[Dataset entries]
━━━━━━━━━━━━━━━━━━━━

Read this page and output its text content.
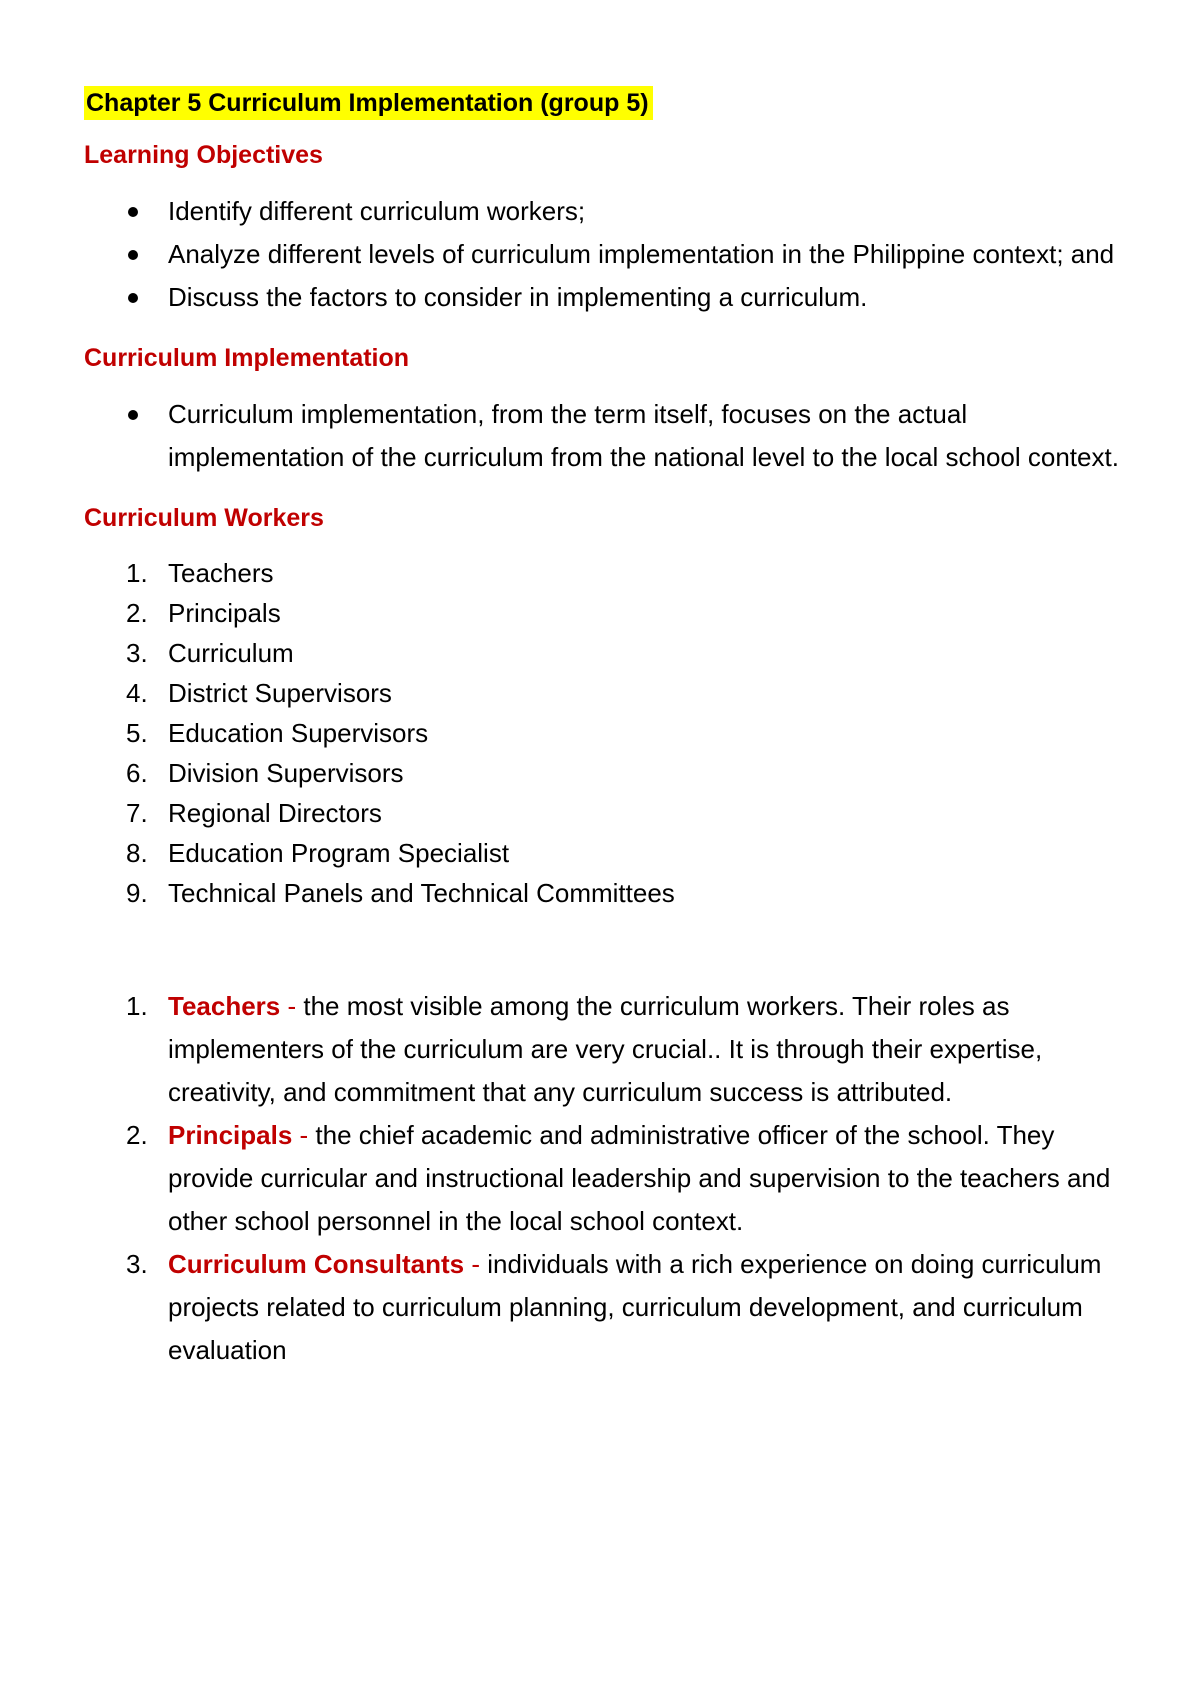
Chapter 5 Curriculum Implementation (group 5)
Learning Objectives
Identify different curriculum workers;
Analyze different levels of curriculum implementation in the Philippine context; and
Discuss the factors to consider in implementing a curriculum.
Curriculum Implementation
Curriculum implementation, from the term itself, focuses on the actual implementation of the curriculum from the national level to the local school context.
Curriculum Workers
1. Teachers
2. Principals
3. Curriculum
4. District Supervisors
5. Education Supervisors
6. Division Supervisors
7. Regional Directors
8. Education Program Specialist
9. Technical Panels and Technical Committees
1. Teachers - the most visible among the curriculum workers. Their roles as implementers of the curriculum are very crucial.. It is through their expertise, creativity, and commitment that any curriculum success is attributed.
2. Principals - the chief academic and administrative officer of the school. They provide curricular and instructional leadership and supervision to the teachers and other school personnel in the local school context.
3. Curriculum Consultants - individuals with a rich experience on doing curriculum projects related to curriculum planning, curriculum development, and curriculum evaluation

━━━━━━━━━━━━━━━━━━━━

WHAT IS ASKED: Select every line of the material above holding the word "Principals" and copy it.

CORRECT RESPONSE:
2. Principals
2. Principals - the chief academic and administrative officer of the school. They provide curricular and instructional leadership and supervision to the teachers and other school personnel in the local school context.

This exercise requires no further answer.